** Start Input rows **
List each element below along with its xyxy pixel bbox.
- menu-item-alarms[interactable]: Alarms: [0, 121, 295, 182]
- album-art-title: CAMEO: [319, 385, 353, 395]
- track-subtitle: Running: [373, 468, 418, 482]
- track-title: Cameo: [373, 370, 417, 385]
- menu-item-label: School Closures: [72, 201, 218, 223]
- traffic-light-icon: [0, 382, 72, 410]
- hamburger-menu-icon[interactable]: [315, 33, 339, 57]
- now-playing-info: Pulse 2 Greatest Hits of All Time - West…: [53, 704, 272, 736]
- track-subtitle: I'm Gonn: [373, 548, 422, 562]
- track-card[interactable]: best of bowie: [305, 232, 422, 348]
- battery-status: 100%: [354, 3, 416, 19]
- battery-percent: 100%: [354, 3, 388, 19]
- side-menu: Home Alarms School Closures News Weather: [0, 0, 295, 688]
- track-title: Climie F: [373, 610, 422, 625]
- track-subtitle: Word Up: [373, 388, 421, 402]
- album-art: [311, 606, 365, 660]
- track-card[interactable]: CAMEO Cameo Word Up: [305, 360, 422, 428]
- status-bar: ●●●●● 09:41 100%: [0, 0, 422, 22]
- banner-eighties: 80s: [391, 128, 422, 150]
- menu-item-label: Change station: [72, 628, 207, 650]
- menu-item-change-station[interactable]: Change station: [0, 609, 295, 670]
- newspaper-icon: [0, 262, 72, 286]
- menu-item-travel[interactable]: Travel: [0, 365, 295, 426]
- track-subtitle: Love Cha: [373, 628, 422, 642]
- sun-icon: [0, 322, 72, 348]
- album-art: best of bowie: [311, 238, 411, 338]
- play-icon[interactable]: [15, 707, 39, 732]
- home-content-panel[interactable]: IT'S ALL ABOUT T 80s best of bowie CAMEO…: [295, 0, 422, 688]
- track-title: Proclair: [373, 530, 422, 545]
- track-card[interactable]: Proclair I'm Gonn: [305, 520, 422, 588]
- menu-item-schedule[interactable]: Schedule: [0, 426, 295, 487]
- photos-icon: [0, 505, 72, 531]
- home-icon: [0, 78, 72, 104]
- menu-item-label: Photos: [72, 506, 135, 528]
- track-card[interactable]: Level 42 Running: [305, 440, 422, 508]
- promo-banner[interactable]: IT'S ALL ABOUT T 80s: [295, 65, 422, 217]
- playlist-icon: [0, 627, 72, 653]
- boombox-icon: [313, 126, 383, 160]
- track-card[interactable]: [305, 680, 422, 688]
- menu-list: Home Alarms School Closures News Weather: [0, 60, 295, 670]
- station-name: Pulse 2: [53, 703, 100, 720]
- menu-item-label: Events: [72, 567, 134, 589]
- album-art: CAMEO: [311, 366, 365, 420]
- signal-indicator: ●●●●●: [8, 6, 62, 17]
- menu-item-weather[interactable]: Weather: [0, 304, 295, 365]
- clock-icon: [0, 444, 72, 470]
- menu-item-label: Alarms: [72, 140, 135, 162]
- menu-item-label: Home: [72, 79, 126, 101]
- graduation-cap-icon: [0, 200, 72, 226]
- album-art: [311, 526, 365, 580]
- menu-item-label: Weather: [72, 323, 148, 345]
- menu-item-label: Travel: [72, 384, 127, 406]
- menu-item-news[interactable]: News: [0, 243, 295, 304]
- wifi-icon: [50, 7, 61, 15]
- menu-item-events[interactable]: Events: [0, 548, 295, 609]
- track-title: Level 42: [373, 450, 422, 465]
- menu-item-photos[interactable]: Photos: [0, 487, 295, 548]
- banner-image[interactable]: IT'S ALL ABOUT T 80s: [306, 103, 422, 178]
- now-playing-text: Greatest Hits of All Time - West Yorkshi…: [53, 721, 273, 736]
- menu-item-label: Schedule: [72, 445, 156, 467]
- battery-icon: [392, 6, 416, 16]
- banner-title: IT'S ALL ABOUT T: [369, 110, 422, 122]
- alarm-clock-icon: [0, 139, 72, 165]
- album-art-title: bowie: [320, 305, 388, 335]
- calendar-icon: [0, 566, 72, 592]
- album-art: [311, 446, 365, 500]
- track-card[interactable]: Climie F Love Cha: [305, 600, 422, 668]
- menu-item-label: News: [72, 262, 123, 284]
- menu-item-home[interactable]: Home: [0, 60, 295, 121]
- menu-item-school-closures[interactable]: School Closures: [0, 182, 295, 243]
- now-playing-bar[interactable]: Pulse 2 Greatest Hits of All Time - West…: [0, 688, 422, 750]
** End Input rows **
- [Stated task]: Rewrite the records above with each "track-card" replaced by "song-card", leaving the rest unchanged.

- [Result]:
List each element below along with its xyxy pixel bbox.
- menu-item-alarms[interactable]: Alarms: [0, 121, 295, 182]
- album-art-title: CAMEO: [319, 385, 353, 395]
- track-subtitle: Running: [373, 468, 418, 482]
- track-title: Cameo: [373, 370, 417, 385]
- menu-item-label: School Closures: [72, 201, 218, 223]
- traffic-light-icon: [0, 382, 72, 410]
- hamburger-menu-icon[interactable]: [315, 33, 339, 57]
- now-playing-info: Pulse 2 Greatest Hits of All Time - West…: [53, 704, 272, 736]
- track-subtitle: I'm Gonn: [373, 548, 422, 562]
- song-card[interactable]: best of bowie: [305, 232, 422, 348]
- battery-status: 100%: [354, 3, 416, 19]
- battery-percent: 100%: [354, 3, 388, 19]
- side-menu: Home Alarms School Closures News Weather: [0, 0, 295, 688]
- track-title: Climie F: [373, 610, 422, 625]
- track-subtitle: Word Up: [373, 388, 421, 402]
- album-art: [311, 606, 365, 660]
- song-card[interactable]: CAMEO Cameo Word Up: [305, 360, 422, 428]
- status-bar: ●●●●● 09:41 100%: [0, 0, 422, 22]
- banner-eighties: 80s: [391, 128, 422, 150]
- menu-item-label: Change station: [72, 628, 207, 650]
- menu-item-change-station[interactable]: Change station: [0, 609, 295, 670]
- newspaper-icon: [0, 262, 72, 286]
- menu-item-travel[interactable]: Travel: [0, 365, 295, 426]
- track-subtitle: Love Cha: [373, 628, 422, 642]
- sun-icon: [0, 322, 72, 348]
- album-art: best of bowie: [311, 238, 411, 338]
- play-icon[interactable]: [15, 707, 39, 732]
- home-content-panel[interactable]: IT'S ALL ABOUT T 80s best of bowie CAMEO…: [295, 0, 422, 688]
- track-title: Proclair: [373, 530, 422, 545]
- song-card[interactable]: Proclair I'm Gonn: [305, 520, 422, 588]
- menu-item-schedule[interactable]: Schedule: [0, 426, 295, 487]
- photos-icon: [0, 505, 72, 531]
- home-icon: [0, 78, 72, 104]
- menu-item-label: Photos: [72, 506, 135, 528]
- song-card[interactable]: Level 42 Running: [305, 440, 422, 508]
- promo-banner[interactable]: IT'S ALL ABOUT T 80s: [295, 65, 422, 217]
- playlist-icon: [0, 627, 72, 653]
- boombox-icon: [313, 126, 383, 160]
- song-card[interactable]: [305, 680, 422, 688]
- menu-list: Home Alarms School Closures News Weather: [0, 60, 295, 670]
- station-name: Pulse 2: [53, 703, 100, 720]
- menu-item-label: Events: [72, 567, 134, 589]
- album-art: CAMEO: [311, 366, 365, 420]
- signal-indicator: ●●●●●: [8, 6, 62, 17]
- menu-item-weather[interactable]: Weather: [0, 304, 295, 365]
- clock-icon: [0, 444, 72, 470]
- menu-item-label: Alarms: [72, 140, 135, 162]
- menu-item-label: Home: [72, 79, 126, 101]
- graduation-cap-icon: [0, 200, 72, 226]
- album-art: [311, 526, 365, 580]
- menu-item-label: Weather: [72, 323, 148, 345]
- menu-item-label: Travel: [72, 384, 127, 406]
- menu-item-news[interactable]: News: [0, 243, 295, 304]
- wifi-icon: [50, 7, 61, 15]
- menu-item-events[interactable]: Events: [0, 548, 295, 609]
- track-title: Level 42: [373, 450, 422, 465]
- menu-item-photos[interactable]: Photos: [0, 487, 295, 548]
- banner-image[interactable]: IT'S ALL ABOUT T 80s: [306, 103, 422, 178]
- now-playing-text: Greatest Hits of All Time - West Yorkshi…: [53, 721, 273, 736]
- menu-item-label: Schedule: [72, 445, 156, 467]
- battery-icon: [392, 6, 416, 16]
- banner-title: IT'S ALL ABOUT T: [369, 110, 422, 122]
- alarm-clock-icon: [0, 139, 72, 165]
- album-art-title: bowie: [320, 305, 388, 335]
- calendar-icon: [0, 566, 72, 592]
- album-art: [311, 446, 365, 500]
- song-card[interactable]: Climie F Love Cha: [305, 600, 422, 668]
- menu-item-label: News: [72, 262, 123, 284]
- menu-item-home[interactable]: Home: [0, 60, 295, 121]
- menu-item-school-closures[interactable]: School Closures: [0, 182, 295, 243]
- now-playing-bar[interactable]: Pulse 2 Greatest Hits of All Time - West…: [0, 688, 422, 750]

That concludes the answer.